Data listing
○ ○ ○

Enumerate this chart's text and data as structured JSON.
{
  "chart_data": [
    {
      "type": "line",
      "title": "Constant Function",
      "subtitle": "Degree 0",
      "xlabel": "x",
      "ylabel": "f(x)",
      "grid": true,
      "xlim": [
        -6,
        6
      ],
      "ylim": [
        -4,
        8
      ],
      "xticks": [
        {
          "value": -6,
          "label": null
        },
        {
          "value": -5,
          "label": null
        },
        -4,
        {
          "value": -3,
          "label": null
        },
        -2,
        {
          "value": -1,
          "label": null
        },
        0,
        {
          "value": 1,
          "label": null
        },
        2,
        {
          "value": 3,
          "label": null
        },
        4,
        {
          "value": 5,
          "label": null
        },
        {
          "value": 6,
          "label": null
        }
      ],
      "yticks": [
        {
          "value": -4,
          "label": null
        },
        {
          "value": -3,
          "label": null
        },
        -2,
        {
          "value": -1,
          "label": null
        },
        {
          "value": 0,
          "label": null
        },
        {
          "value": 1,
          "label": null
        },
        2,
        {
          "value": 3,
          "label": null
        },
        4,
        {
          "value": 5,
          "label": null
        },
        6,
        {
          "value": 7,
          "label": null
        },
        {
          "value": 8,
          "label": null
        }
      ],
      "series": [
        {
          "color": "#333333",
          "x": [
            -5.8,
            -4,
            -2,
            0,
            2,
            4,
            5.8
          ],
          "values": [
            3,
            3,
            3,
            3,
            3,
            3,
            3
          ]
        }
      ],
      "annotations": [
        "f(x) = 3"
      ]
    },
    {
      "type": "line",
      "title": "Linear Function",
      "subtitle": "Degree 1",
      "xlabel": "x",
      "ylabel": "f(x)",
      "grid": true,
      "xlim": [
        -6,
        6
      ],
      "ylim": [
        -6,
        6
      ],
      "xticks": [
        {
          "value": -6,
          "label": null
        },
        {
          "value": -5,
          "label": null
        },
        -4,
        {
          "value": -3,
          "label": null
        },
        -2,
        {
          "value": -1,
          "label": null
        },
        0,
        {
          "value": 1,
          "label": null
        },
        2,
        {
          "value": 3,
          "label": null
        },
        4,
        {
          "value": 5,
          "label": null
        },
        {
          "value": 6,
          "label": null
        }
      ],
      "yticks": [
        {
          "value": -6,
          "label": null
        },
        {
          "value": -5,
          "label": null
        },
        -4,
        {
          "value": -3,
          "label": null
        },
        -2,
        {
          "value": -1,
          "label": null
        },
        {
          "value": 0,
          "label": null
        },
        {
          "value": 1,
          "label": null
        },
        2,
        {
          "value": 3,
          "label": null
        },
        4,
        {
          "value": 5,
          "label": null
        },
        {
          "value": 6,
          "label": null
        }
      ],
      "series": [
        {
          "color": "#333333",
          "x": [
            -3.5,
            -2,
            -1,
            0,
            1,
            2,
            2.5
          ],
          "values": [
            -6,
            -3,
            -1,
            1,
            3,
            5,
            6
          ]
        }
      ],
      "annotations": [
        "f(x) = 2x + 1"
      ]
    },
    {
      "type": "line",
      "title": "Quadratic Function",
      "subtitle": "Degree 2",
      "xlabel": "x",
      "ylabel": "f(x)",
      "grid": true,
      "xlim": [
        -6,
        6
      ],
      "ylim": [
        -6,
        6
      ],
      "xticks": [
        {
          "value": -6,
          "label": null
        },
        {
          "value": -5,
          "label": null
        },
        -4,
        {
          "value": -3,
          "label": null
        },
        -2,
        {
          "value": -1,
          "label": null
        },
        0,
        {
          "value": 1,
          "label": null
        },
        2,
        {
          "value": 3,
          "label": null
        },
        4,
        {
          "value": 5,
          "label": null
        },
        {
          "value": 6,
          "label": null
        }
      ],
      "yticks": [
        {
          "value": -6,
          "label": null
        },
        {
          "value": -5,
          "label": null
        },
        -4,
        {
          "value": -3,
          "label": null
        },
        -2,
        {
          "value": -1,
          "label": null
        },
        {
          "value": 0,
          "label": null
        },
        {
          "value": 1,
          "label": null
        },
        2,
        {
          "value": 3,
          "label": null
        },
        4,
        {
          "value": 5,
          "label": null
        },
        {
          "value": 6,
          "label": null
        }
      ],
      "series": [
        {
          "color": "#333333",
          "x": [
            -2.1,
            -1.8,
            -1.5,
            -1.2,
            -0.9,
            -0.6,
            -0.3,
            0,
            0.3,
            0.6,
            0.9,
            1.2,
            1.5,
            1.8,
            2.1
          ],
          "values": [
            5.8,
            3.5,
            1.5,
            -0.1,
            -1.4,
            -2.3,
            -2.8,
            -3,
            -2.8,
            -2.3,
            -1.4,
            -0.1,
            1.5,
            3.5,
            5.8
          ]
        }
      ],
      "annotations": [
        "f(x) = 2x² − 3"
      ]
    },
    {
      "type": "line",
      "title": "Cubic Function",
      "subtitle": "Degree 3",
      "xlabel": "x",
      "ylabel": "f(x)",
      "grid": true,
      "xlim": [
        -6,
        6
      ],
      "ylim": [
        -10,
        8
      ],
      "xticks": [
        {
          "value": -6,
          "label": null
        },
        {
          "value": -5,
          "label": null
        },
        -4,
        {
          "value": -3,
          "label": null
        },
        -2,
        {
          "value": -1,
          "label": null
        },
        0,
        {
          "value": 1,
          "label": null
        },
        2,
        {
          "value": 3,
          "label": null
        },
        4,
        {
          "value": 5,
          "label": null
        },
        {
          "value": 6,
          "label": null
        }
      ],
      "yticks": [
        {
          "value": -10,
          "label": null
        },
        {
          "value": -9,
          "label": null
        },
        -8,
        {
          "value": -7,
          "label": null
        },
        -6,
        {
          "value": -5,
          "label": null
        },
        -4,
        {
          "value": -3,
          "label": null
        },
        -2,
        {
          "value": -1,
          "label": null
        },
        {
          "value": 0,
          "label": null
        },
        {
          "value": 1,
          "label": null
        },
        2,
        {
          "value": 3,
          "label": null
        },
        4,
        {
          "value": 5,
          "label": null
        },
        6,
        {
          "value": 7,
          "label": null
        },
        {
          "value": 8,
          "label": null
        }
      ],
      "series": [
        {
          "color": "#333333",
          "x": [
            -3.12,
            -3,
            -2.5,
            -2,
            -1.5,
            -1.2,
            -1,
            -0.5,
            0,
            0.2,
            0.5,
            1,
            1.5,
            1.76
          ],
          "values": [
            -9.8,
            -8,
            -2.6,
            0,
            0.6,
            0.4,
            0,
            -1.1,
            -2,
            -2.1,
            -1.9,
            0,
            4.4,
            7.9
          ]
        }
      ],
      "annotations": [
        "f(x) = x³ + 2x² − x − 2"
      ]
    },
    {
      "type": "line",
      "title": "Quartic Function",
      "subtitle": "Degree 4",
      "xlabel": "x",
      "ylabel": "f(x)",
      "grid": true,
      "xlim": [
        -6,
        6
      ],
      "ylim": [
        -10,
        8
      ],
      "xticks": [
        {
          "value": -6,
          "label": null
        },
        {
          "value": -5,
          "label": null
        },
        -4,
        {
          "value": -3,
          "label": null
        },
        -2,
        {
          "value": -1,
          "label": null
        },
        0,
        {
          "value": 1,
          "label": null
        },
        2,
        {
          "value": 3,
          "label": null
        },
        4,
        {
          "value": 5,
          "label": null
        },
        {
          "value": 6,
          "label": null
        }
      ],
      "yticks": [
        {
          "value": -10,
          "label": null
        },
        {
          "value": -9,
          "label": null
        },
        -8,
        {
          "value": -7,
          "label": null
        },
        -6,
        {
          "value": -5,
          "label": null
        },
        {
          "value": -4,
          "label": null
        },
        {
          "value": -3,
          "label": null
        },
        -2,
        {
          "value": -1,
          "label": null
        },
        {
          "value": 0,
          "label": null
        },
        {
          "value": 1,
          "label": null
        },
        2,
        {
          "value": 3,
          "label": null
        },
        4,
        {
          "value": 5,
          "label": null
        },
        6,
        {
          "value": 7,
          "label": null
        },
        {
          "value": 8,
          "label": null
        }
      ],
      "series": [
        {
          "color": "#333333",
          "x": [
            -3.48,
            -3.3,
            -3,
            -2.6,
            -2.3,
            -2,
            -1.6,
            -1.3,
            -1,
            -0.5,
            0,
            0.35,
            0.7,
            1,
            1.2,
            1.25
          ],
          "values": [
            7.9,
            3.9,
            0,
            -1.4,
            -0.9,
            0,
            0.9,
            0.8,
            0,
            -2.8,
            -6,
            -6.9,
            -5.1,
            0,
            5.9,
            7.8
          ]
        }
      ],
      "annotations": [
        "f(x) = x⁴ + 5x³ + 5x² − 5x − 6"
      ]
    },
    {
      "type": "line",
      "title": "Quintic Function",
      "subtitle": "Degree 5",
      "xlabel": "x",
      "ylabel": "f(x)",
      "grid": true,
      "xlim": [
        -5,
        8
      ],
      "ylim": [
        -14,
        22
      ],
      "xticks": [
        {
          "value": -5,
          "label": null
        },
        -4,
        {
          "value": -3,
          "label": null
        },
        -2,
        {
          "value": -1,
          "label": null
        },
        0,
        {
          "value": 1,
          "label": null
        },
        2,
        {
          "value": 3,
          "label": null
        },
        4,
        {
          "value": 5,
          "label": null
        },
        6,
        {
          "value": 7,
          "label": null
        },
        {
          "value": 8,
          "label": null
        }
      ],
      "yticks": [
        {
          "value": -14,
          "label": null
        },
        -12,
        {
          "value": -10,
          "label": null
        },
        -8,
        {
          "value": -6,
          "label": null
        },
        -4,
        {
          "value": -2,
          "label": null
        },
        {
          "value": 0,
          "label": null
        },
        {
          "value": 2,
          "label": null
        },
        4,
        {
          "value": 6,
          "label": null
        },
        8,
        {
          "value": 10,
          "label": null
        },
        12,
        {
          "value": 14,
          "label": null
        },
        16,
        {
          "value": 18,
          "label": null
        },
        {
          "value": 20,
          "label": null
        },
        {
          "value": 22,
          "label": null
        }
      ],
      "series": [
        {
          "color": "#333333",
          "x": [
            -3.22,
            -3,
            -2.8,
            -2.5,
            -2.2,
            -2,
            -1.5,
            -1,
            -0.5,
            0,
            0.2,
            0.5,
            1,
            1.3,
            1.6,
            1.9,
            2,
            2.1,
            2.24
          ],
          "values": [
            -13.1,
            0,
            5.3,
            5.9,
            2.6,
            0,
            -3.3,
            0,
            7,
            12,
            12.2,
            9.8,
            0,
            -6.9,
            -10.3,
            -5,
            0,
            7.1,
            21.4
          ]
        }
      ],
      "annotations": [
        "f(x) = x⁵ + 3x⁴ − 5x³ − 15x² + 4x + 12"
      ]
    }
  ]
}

○ ○ ○

## EXERCISE DESCRIPTION
Copy out all lines from the material above that contain the string "subtitle".

## ANSWER
      "subtitle": "Degree 0",
      "subtitle": "Degree 1",
      "subtitle": "Degree 2",
      "subtitle": "Degree 3",
      "subtitle": "Degree 4",
      "subtitle": "Degree 5",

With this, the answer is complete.